**What to produce**. Every line of the material below should be repeated exactly.

Stored data entries
::::::::

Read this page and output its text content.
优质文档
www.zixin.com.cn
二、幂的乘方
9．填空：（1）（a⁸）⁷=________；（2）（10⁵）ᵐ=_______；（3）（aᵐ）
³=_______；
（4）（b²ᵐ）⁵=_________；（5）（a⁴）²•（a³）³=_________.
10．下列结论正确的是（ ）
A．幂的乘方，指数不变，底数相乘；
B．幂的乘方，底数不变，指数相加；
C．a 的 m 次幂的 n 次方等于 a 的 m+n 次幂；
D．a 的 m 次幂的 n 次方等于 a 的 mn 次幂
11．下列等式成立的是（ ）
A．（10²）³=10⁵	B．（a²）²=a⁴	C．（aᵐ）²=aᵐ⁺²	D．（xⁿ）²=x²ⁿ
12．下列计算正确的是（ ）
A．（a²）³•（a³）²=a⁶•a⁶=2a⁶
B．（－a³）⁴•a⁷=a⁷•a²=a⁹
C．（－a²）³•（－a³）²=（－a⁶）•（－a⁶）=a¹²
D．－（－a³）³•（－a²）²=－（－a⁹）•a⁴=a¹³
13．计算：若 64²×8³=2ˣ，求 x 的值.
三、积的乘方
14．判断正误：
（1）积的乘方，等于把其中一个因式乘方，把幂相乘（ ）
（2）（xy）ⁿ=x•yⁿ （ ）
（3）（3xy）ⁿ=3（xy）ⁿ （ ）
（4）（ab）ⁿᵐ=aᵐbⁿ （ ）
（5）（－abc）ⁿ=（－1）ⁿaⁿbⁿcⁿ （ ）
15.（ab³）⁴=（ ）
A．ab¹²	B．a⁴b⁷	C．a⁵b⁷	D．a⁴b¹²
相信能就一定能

::::::::

**Solution for this exercise**.
Read this page and output its text content.
优质文档
www.zixin.com.cn
二、幂的乘方
9．填空：（1）（a⁸）⁷=________；（2）（10⁵）ᵐ=_______；（3）（aᵐ）
³=_______；
（4）（b²ᵐ）⁵=_________；（5）（a⁴）²•（a³）³=_________.
10．下列结论正确的是（ ）
A．幂的乘方，指数不变，底数相乘；
B．幂的乘方，底数不变，指数相加；
C．a 的 m 次幂的 n 次方等于 a 的 m+n 次幂；
D．a 的 m 次幂的 n 次方等于 a 的 mn 次幂
11．下列等式成立的是（ ）
A．（10²）³=10⁵	B．（a²）²=a⁴	C．（aᵐ）²=aᵐ⁺²	D．（xⁿ）²=x²ⁿ
12．下列计算正确的是（ ）
A．（a²）³•（a³）²=a⁶•a⁶=2a⁶
B．（－a³）⁴•a⁷=a⁷•a²=a⁹
C．（－a²）³•（－a³）²=（－a⁶）•（－a⁶）=a¹²
D．－（－a³）³•（－a²）²=－（－a⁹）•a⁴=a¹³
13．计算：若 64²×8³=2ˣ，求 x 的值.
三、积的乘方
14．判断正误：
（1）积的乘方，等于把其中一个因式乘方，把幂相乘（ ）
（2）（xy）ⁿ=x•yⁿ （ ）
（3）（3xy）ⁿ=3（xy）ⁿ （ ）
（4）（ab）ⁿᵐ=aᵐbⁿ （ ）
（5）（－abc）ⁿ=（－1）ⁿaⁿbⁿcⁿ （ ）
15.（ab³）⁴=（ ）
A．ab¹²	B．a⁴b⁷	C．a⁵b⁷	D．a⁴b¹²
相信能就一定能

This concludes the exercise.